- [EXERCISE AIM]
Extract the full set of records, then give each one again exactly.

- [DATA LISTING]

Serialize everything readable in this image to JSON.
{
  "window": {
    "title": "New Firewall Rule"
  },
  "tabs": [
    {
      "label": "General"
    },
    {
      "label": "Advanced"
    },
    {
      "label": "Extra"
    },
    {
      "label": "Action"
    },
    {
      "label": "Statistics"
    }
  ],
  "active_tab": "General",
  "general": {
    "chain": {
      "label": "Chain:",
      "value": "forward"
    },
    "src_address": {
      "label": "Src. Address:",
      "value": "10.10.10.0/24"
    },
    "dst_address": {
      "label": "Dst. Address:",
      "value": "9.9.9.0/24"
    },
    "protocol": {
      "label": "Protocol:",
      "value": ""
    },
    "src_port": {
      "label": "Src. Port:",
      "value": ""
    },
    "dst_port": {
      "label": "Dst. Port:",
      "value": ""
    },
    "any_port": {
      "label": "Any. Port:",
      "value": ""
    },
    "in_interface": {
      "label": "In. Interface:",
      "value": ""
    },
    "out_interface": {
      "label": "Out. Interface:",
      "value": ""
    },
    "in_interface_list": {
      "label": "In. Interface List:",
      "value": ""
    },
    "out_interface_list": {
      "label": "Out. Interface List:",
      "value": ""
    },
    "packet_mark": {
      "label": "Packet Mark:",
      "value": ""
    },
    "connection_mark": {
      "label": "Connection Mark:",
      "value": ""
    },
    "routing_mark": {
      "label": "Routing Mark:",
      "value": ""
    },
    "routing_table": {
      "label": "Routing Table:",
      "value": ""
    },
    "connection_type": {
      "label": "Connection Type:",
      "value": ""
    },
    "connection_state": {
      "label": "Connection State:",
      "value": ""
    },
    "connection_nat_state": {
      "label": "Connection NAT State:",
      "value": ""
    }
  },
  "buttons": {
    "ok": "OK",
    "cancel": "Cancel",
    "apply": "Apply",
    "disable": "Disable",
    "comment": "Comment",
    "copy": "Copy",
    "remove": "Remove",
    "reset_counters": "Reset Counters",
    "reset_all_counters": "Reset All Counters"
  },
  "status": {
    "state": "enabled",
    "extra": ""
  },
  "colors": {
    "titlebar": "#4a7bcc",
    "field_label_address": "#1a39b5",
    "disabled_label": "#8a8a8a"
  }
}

- [RESPONSE TO THE EXERCISE]
Serialize everything readable in this image to JSON.
{
  "window": {
    "title": "New Firewall Rule"
  },
  "tabs": [
    {
      "label": "General"
    },
    {
      "label": "Advanced"
    },
    {
      "label": "Extra"
    },
    {
      "label": "Action"
    },
    {
      "label": "Statistics"
    }
  ],
  "active_tab": "General",
  "general": {
    "chain": {
      "label": "Chain:",
      "value": "forward"
    },
    "src_address": {
      "label": "Src. Address:",
      "value": "10.10.10.0/24"
    },
    "dst_address": {
      "label": "Dst. Address:",
      "value": "9.9.9.0/24"
    },
    "protocol": {
      "label": "Protocol:",
      "value": ""
    },
    "src_port": {
      "label": "Src. Port:",
      "value": ""
    },
    "dst_port": {
      "label": "Dst. Port:",
      "value": ""
    },
    "any_port": {
      "label": "Any. Port:",
      "value": ""
    },
    "in_interface": {
      "label": "In. Interface:",
      "value": ""
    },
    "out_interface": {
      "label": "Out. Interface:",
      "value": ""
    },
    "in_interface_list": {
      "label": "In. Interface List:",
      "value": ""
    },
    "out_interface_list": {
      "label": "Out. Interface List:",
      "value": ""
    },
    "packet_mark": {
      "label": "Packet Mark:",
      "value": ""
    },
    "connection_mark": {
      "label": "Connection Mark:",
      "value": ""
    },
    "routing_mark": {
      "label": "Routing Mark:",
      "value": ""
    },
    "routing_table": {
      "label": "Routing Table:",
      "value": ""
    },
    "connection_type": {
      "label": "Connection Type:",
      "value": ""
    },
    "connection_state": {
      "label": "Connection State:",
      "value": ""
    },
    "connection_nat_state": {
      "label": "Connection NAT State:",
      "value": ""
    }
  },
  "buttons": {
    "ok": "OK",
    "cancel": "Cancel",
    "apply": "Apply",
    "disable": "Disable",
    "comment": "Comment",
    "copy": "Copy",
    "remove": "Remove",
    "reset_counters": "Reset Counters",
    "reset_all_counters": "Reset All Counters"
  },
  "status": {
    "state": "enabled",
    "extra": ""
  },
  "colors": {
    "titlebar": "#4a7bcc",
    "field_label_address": "#1a39b5",
    "disabled_label": "#8a8a8a"
  }
}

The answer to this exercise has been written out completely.